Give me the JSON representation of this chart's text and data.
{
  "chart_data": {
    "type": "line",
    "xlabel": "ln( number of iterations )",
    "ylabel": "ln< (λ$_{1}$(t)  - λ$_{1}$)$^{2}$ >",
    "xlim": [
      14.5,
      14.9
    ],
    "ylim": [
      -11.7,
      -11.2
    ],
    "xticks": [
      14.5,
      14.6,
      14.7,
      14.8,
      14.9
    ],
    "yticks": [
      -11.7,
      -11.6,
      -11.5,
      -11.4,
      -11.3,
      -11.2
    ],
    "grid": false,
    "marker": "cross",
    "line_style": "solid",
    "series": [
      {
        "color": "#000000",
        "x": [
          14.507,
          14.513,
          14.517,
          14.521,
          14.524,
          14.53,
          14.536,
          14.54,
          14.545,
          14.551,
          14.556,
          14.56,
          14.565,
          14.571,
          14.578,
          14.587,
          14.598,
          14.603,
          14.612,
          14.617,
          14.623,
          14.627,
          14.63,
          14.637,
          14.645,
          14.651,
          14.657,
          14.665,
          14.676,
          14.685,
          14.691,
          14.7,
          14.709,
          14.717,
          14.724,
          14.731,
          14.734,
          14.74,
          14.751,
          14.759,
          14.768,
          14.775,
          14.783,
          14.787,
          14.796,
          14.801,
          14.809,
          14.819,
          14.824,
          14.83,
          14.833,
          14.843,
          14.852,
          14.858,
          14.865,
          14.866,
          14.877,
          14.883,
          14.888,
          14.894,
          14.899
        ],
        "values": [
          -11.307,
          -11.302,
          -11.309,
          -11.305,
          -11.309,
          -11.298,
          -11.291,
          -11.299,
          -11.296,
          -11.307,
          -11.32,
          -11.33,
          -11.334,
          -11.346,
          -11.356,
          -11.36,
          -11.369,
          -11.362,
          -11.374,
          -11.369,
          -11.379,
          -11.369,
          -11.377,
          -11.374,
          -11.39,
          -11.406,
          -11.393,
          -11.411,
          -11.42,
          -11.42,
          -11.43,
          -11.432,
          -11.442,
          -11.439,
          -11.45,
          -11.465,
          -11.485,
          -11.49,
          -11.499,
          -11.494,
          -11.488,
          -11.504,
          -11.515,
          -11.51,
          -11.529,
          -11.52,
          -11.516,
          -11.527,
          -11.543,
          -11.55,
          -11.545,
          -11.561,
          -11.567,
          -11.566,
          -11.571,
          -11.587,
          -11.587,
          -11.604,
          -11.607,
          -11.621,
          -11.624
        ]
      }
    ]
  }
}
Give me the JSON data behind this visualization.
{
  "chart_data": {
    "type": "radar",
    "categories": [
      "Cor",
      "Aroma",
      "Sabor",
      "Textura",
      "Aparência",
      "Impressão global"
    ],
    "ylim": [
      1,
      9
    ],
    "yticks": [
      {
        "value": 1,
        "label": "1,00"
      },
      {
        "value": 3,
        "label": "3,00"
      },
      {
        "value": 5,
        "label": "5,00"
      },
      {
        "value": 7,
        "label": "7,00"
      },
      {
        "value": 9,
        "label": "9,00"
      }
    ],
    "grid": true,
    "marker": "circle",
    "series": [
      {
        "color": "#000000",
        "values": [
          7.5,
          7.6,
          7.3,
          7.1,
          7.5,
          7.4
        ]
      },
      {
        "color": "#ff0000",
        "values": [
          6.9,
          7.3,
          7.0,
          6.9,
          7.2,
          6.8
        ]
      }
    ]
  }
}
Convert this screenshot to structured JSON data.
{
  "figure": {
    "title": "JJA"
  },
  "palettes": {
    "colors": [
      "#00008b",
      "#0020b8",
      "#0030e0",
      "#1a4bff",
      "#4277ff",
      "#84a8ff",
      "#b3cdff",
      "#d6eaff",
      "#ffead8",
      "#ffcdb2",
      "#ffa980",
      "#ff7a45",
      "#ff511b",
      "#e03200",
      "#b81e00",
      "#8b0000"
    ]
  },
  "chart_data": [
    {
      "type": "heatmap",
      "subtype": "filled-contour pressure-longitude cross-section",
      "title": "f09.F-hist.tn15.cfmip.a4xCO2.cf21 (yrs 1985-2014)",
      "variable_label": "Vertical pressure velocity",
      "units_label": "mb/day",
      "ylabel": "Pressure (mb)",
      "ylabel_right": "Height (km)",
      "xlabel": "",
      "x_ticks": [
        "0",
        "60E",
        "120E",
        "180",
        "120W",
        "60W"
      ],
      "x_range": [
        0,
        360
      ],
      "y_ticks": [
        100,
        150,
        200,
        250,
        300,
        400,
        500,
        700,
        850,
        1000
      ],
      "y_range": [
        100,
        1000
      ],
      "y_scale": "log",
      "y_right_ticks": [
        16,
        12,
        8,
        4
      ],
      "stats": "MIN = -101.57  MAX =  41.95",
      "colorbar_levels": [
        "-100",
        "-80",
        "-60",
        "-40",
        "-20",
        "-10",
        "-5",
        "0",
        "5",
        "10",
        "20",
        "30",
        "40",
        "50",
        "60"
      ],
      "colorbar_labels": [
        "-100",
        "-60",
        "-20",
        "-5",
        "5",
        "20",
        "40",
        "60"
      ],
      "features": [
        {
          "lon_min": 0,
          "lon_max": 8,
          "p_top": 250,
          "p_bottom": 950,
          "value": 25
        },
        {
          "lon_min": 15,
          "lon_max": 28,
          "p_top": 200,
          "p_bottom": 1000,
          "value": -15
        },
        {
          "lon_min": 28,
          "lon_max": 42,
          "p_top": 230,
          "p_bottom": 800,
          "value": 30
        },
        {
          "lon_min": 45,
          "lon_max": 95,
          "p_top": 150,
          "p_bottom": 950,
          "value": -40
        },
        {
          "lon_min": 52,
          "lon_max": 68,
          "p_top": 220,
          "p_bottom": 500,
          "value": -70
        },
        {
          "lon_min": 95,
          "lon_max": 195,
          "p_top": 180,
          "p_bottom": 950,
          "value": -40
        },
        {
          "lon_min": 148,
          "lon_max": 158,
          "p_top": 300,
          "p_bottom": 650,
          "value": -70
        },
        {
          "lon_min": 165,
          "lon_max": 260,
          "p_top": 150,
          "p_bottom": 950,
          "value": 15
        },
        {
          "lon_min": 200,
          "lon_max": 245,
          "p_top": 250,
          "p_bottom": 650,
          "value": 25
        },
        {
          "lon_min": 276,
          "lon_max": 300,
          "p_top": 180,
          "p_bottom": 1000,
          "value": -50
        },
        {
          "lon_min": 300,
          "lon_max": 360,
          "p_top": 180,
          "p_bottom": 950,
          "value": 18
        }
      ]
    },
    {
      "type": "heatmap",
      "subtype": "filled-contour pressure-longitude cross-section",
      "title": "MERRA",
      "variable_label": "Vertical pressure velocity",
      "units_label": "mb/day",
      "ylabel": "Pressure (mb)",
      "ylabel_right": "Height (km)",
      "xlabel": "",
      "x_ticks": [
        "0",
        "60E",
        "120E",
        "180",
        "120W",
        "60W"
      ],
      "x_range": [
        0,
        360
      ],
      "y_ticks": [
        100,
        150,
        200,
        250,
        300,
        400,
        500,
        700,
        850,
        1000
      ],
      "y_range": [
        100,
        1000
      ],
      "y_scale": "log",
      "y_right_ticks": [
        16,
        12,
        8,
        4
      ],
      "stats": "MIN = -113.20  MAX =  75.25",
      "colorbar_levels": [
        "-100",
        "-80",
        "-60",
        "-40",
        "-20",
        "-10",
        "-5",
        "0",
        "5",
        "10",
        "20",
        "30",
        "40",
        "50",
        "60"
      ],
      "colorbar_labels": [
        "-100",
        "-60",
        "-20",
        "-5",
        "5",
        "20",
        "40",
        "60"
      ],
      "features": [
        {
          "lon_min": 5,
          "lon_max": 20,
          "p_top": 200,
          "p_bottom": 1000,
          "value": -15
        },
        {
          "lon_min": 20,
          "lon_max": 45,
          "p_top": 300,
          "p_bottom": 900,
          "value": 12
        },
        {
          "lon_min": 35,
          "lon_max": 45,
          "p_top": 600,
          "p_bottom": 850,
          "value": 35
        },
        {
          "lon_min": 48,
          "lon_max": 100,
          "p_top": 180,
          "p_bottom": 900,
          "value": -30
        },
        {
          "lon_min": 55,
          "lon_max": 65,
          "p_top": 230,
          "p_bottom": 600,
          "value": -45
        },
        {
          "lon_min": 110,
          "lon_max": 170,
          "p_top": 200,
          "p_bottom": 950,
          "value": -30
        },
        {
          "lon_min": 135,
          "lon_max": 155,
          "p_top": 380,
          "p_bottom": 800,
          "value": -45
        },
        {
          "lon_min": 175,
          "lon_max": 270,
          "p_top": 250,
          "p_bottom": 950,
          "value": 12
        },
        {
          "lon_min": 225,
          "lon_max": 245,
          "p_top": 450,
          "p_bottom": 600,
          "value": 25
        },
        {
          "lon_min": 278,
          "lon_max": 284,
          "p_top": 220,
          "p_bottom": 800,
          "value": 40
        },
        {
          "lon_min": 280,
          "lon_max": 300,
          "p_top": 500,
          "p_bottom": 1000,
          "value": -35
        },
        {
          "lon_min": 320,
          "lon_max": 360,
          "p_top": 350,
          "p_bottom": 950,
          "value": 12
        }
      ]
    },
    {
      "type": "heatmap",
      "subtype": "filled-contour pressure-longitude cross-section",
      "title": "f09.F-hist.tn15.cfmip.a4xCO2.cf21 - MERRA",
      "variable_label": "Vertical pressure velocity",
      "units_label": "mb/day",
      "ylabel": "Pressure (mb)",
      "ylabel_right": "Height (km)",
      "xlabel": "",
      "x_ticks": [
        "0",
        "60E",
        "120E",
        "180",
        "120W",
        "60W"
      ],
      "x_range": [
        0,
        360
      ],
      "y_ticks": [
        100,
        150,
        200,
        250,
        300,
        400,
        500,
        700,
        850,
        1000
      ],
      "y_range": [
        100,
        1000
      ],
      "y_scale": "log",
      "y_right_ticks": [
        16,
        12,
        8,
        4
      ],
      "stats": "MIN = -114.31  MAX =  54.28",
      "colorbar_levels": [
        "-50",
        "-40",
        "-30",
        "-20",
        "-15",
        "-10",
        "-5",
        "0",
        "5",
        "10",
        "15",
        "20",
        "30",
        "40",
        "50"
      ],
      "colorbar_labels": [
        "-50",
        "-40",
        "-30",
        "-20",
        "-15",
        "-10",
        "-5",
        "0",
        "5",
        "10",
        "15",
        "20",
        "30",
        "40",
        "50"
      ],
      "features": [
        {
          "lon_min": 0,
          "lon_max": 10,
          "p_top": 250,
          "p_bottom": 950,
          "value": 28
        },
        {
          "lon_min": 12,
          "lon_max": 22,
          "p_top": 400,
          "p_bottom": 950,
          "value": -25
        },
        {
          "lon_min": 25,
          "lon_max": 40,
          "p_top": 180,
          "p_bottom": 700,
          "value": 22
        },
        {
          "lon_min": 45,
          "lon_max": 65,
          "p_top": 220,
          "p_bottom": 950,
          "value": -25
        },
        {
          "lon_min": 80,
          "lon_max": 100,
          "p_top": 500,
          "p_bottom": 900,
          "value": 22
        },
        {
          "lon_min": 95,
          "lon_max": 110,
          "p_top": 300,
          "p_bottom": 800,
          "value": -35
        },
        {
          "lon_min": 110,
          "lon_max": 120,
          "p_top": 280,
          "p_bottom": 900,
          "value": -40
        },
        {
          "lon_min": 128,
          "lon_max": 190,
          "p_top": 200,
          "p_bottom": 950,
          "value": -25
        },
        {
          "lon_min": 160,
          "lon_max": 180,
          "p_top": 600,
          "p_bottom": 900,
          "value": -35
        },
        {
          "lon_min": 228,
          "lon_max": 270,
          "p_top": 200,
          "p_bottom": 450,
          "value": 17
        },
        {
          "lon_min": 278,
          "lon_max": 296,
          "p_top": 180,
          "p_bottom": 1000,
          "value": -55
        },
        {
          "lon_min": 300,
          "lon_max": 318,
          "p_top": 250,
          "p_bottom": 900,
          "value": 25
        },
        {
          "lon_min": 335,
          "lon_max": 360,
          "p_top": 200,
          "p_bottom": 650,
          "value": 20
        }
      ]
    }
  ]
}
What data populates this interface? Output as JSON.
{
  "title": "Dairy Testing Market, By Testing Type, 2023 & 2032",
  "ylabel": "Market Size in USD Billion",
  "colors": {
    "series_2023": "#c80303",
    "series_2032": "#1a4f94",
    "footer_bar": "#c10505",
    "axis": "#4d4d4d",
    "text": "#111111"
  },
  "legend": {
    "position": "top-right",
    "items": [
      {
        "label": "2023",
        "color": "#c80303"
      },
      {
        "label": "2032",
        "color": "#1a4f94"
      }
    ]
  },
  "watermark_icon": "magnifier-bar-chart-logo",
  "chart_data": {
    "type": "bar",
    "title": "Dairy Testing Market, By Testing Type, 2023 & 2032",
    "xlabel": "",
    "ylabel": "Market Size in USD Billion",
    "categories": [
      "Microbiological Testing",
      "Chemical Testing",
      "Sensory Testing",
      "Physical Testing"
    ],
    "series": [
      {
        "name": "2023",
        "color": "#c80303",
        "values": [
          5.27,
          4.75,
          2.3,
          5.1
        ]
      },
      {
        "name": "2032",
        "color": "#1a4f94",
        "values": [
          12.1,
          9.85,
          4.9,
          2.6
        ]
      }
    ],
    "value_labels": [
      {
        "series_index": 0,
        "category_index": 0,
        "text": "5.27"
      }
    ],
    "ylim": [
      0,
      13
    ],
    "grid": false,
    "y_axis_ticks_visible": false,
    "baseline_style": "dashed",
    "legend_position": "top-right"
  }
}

◇ ◇ ◇ ◇

[DIRECTIONS FOR THIS TASK] Search the data for "Market". Copy every line that has it.

[ANSWER]
  "title": "Dairy Testing Market, By Testing Type, 2023 & 2032",
  "ylabel": "Market Size in USD Billion",
    "title": "Dairy Testing Market, By Testing Type, 2023 & 2032",
    "ylabel": "Market Size in USD Billion",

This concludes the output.